* [TASK TO CARRY OUT]
Copy out every line of the entries below word for word, leaving out the pictures.

<<<<

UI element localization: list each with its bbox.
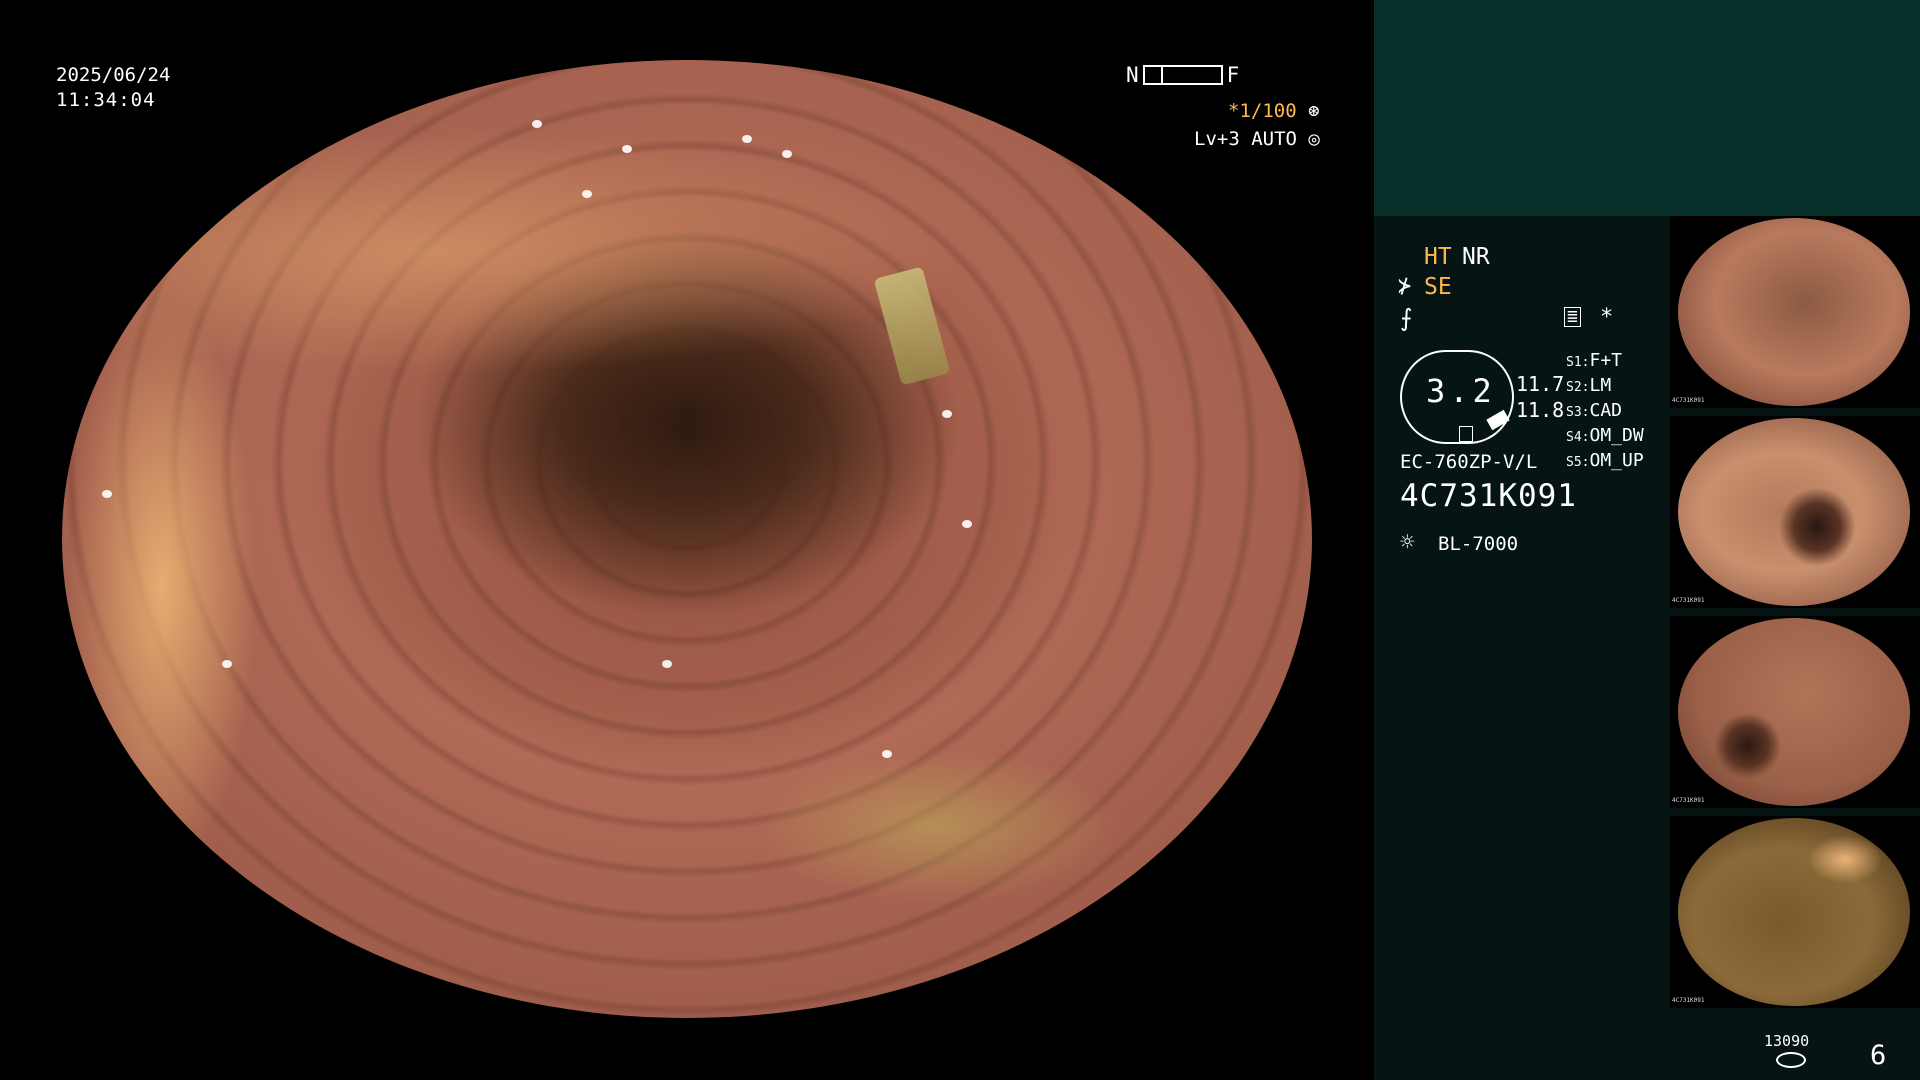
ht-indicator: HT (1424, 244, 1452, 270)
thumbnail-image (1678, 618, 1910, 806)
endoscope-main-view (62, 60, 1312, 1018)
specular-highlight (662, 660, 672, 668)
specular-highlight (532, 120, 542, 128)
color-enhance-icon: ⨍ (1400, 304, 1413, 332)
storage-disk-icon (1776, 1052, 1806, 1068)
memory-icon: ≣ (1564, 307, 1581, 327)
shutter-value: *1/100 (1228, 100, 1297, 122)
thumbnail-image (1678, 218, 1910, 406)
specular-highlight (222, 660, 232, 668)
specular-highlight (622, 145, 632, 153)
thumbnail-image (1678, 818, 1910, 1006)
thumbnail-serial: 4C731K091 (1672, 797, 1705, 804)
thumbnail-serial: 4C731K091 (1672, 397, 1705, 404)
time-readout: 11:34:04 (56, 89, 156, 111)
switch-2: S2:LM (1566, 375, 1611, 396)
date-readout: 2025/06/24 (56, 64, 171, 86)
image-count: 6 (1870, 1040, 1887, 1071)
thumbnail-serial: 4C731K091 (1672, 997, 1705, 1004)
level-value: Lv+3 AUTO (1194, 128, 1297, 150)
switch-3: S3:CAD (1566, 400, 1622, 421)
switch-value: OM_UP (1589, 450, 1644, 471)
switch-value: LM (1589, 375, 1612, 396)
captured-thumbnail-4[interactable]: 4C731K091 (1670, 816, 1920, 1008)
storage-counter: 13090 (1764, 1032, 1810, 1050)
light-source-icon: ☼ (1400, 528, 1415, 556)
thumbnail-serial: 4C731K091 (1672, 597, 1705, 604)
specular-highlight (882, 750, 892, 758)
memory-star: * (1600, 305, 1614, 330)
scope-serial: 4C731K091 (1400, 478, 1577, 514)
near-label: N (1126, 63, 1139, 87)
zoom-marker-icon (1459, 426, 1473, 442)
info-panel-header (1374, 0, 1920, 216)
switch-1: S1:F+T (1566, 350, 1622, 371)
specular-highlight (962, 520, 972, 528)
specular-highlight (582, 190, 592, 198)
near-far-bar (1142, 65, 1223, 85)
brightness-level: Lv+3 AUTO ◎ (1194, 128, 1320, 150)
switch-4: S4:OM_DW (1566, 425, 1644, 446)
readout-value-2: 11.8 (1516, 398, 1565, 422)
se-indicator: SE (1424, 274, 1452, 300)
thumbnail-image (1678, 418, 1910, 606)
captured-thumbnail-3[interactable]: 4C731K091 (1670, 616, 1920, 808)
switch-value: OM_DW (1589, 425, 1644, 446)
specular-highlight (102, 490, 112, 498)
switch-key: S2: (1566, 380, 1590, 395)
shutter-readout: *1/100 ⊛ (1228, 100, 1320, 122)
nr-indicator: NR (1462, 244, 1490, 270)
specular-highlight (742, 135, 752, 143)
auto-iris-icon: ◎ (1308, 128, 1320, 150)
captured-thumbnail-2[interactable]: 4C731K091 (1670, 416, 1920, 608)
specular-highlight (782, 150, 792, 158)
switch-value: F+T (1589, 350, 1622, 371)
readout-value-1: 11.7 (1516, 372, 1565, 396)
structure-enhance-icon: ⊁ (1398, 274, 1412, 299)
switch-key: S1: (1566, 355, 1590, 370)
switch-value: CAD (1589, 400, 1622, 421)
zoom-value: 3.2 (1426, 372, 1496, 410)
captured-thumbnail-1[interactable]: 4C731K091 (1670, 216, 1920, 408)
scope-model: EC-760ZP-V/L (1400, 451, 1538, 473)
switch-5: S5:OM_UP (1566, 450, 1644, 471)
light-source: BL-7000 (1438, 533, 1519, 555)
switch-key: S5: (1566, 455, 1590, 470)
specular-highlight (942, 410, 952, 418)
switch-key: S4: (1566, 430, 1590, 445)
far-label: F (1226, 63, 1240, 87)
near-far-gauge: N F (1126, 63, 1239, 87)
iris-icon: ⊛ (1308, 100, 1320, 122)
switch-key: S3: (1566, 405, 1590, 420)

>>>>

* [THE REPLY]
UI element localization: list each with its bbox.
ht-indicator: HT (1424, 244, 1452, 270)
thumbnail-image (1678, 618, 1910, 806)
endoscope-main-view (62, 60, 1312, 1018)
specular-highlight (662, 660, 672, 668)
specular-highlight (532, 120, 542, 128)
color-enhance-icon: ⨍ (1400, 304, 1413, 332)
storage-disk-icon (1776, 1052, 1806, 1068)
memory-icon: ≣ (1564, 307, 1581, 327)
shutter-value: *1/100 (1228, 100, 1297, 122)
thumbnail-image (1678, 218, 1910, 406)
specular-highlight (222, 660, 232, 668)
specular-highlight (622, 145, 632, 153)
thumbnail-image (1678, 818, 1910, 1006)
thumbnail-serial: 4C731K091 (1672, 797, 1705, 804)
thumbnail-serial: 4C731K091 (1672, 397, 1705, 404)
time-readout: 11:34:04 (56, 89, 156, 111)
switch-2: S2:LM (1566, 375, 1611, 396)
date-readout: 2025/06/24 (56, 64, 171, 86)
image-count: 6 (1870, 1040, 1887, 1071)
thumbnail-serial: 4C731K091 (1672, 997, 1705, 1004)
level-value: Lv+3 AUTO (1194, 128, 1297, 150)
switch-3: S3:CAD (1566, 400, 1622, 421)
switch-value: OM_UP (1589, 450, 1644, 471)
switch-value: LM (1589, 375, 1612, 396)
captured-thumbnail-4[interactable]: 4C731K091 (1670, 816, 1920, 1008)
storage-counter: 13090 (1764, 1032, 1810, 1050)
light-source-icon: ☼ (1400, 528, 1415, 556)
thumbnail-serial: 4C731K091 (1672, 597, 1705, 604)
specular-highlight (882, 750, 892, 758)
memory-star: * (1600, 305, 1614, 330)
scope-serial: 4C731K091 (1400, 478, 1577, 514)
near-label: N (1126, 63, 1139, 87)
zoom-marker-icon (1459, 426, 1473, 442)
info-panel-header (1374, 0, 1920, 216)
switch-1: S1:F+T (1566, 350, 1622, 371)
specular-highlight (962, 520, 972, 528)
specular-highlight (582, 190, 592, 198)
near-far-bar (1142, 65, 1223, 85)
brightness-level: Lv+3 AUTO ◎ (1194, 128, 1320, 150)
switch-4: S4:OM_DW (1566, 425, 1644, 446)
readout-value-2: 11.8 (1516, 398, 1565, 422)
se-indicator: SE (1424, 274, 1452, 300)
thumbnail-image (1678, 418, 1910, 606)
captured-thumbnail-3[interactable]: 4C731K091 (1670, 616, 1920, 808)
switch-value: OM_DW (1589, 425, 1644, 446)
specular-highlight (102, 490, 112, 498)
switch-key: S2: (1566, 380, 1590, 395)
shutter-readout: *1/100 ⊛ (1228, 100, 1320, 122)
nr-indicator: NR (1462, 244, 1490, 270)
specular-highlight (742, 135, 752, 143)
auto-iris-icon: ◎ (1308, 128, 1320, 150)
captured-thumbnail-2[interactable]: 4C731K091 (1670, 416, 1920, 608)
specular-highlight (782, 150, 792, 158)
switch-value: F+T (1589, 350, 1622, 371)
readout-value-1: 11.7 (1516, 372, 1565, 396)
structure-enhance-icon: ⊁ (1398, 274, 1412, 299)
switch-key: S1: (1566, 355, 1590, 370)
switch-value: CAD (1589, 400, 1622, 421)
zoom-value: 3.2 (1426, 372, 1496, 410)
captured-thumbnail-1[interactable]: 4C731K091 (1670, 216, 1920, 408)
scope-model: EC-760ZP-V/L (1400, 451, 1538, 473)
switch-5: S5:OM_UP (1566, 450, 1644, 471)
light-source: BL-7000 (1438, 533, 1519, 555)
switch-key: S5: (1566, 455, 1590, 470)
specular-highlight (942, 410, 952, 418)
switch-key: S4: (1566, 430, 1590, 445)
far-label: F (1226, 63, 1240, 87)
near-far-gauge: N F (1126, 63, 1239, 87)
iris-icon: ⊛ (1308, 100, 1320, 122)
switch-key: S3: (1566, 405, 1590, 420)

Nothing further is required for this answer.